** Page text **
India has accused China of being the aggressor.
"All Indian activities are entirely on the Indian side of the LAC. In fact, it is the Chinese side that has recently undertaken activity hindering India's normal patrolling patterns," said India's Ministry of External Affairs spokesman Anurag Srivastava.
"(The) Indian side remains firmly devoted to work for the common objective of maintece of peace and tranquillity in border areas. This is an essential prerequisite to the further development of Indian-China bilateral relations."
The two neighbours have an uneasy relationship because of Beijing's growing presence in India's neighbourhood and due to a festering dispute in several areas along their 4,000km-long border.
China claims the north-eastern state of Arunachal Pradesh, which has been in Indian hands since British days, as its own.
And India says China's occupation of Aksai Chin, 38,000 sq km of territory in Ladakh, is illegal.
In 2017, a 74-day border stand-off between their militaries in Doklam, an area strategically close to India's Silliguri Corridor, had threatened bilateral ties.

** Exercise set **
A: Reproduce the passage on the India–China border dispute word for word, starting at "The two neighbours" and ending at "threatened bilateral ties.".
B: Carry the India–China border dispute article further from its last sentence.

** Data shown **
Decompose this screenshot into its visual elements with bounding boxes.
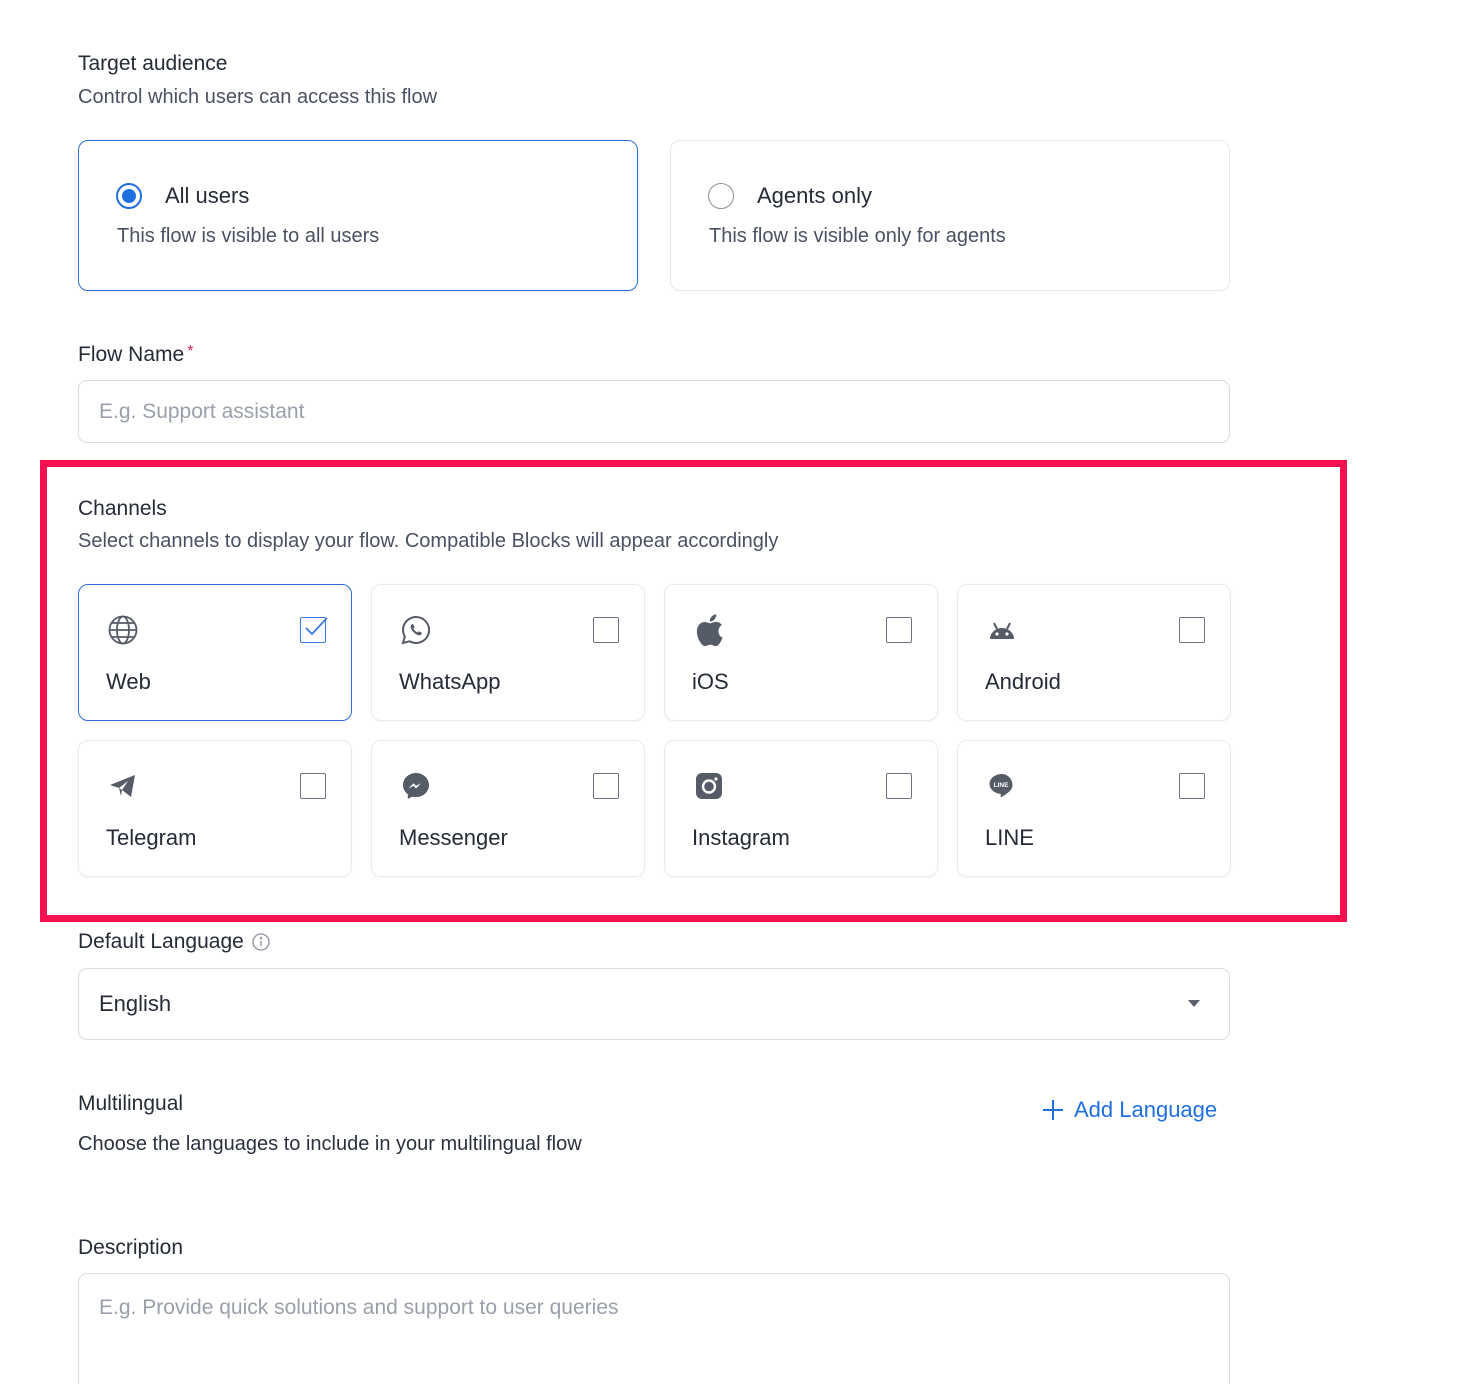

** Answers to the problems **
A:
The two neighbours have an uneasy relationship because of Beijing's growing presence in India's neighbourhood and due to a festering dispute in several areas along their 4,000km-long border.
China claims the north-eastern state of Arunachal Pradesh, which has been in Indian hands since British days, as its own.
And India says China's occupation of Aksai Chin, 38,000 sq km of territory in Ladakh, is illegal.
In 2017, a 74-day border stand-off between their militaries in Doklam, an area strategically close to India's Silliguri Corridor, had threatened bilateral ties.

B:
The issue was resolved through diplomacy, with Indian Prime Minister Narendra Modi travelling to Wuhan in central China for an informal summit with President Xi Jinping.
The two sides agreed on "strategic guidance to their respective militaries" to strengthen communication and build trust.
Still, special representative talks on the border, which have been on-going since the 1990s, have had little progress.
"The interruption in serious border negotiations in the past six or seven years has left both militaries scrambling for minor tactical advantages in the disputed zones along the Line of Actual Control," said Dr Zorawar Daulet Singh, a historian and strategist in New Delhi.
"If this trend is not arrested by the political leaderships, such crises will one day escalate into an armed clash."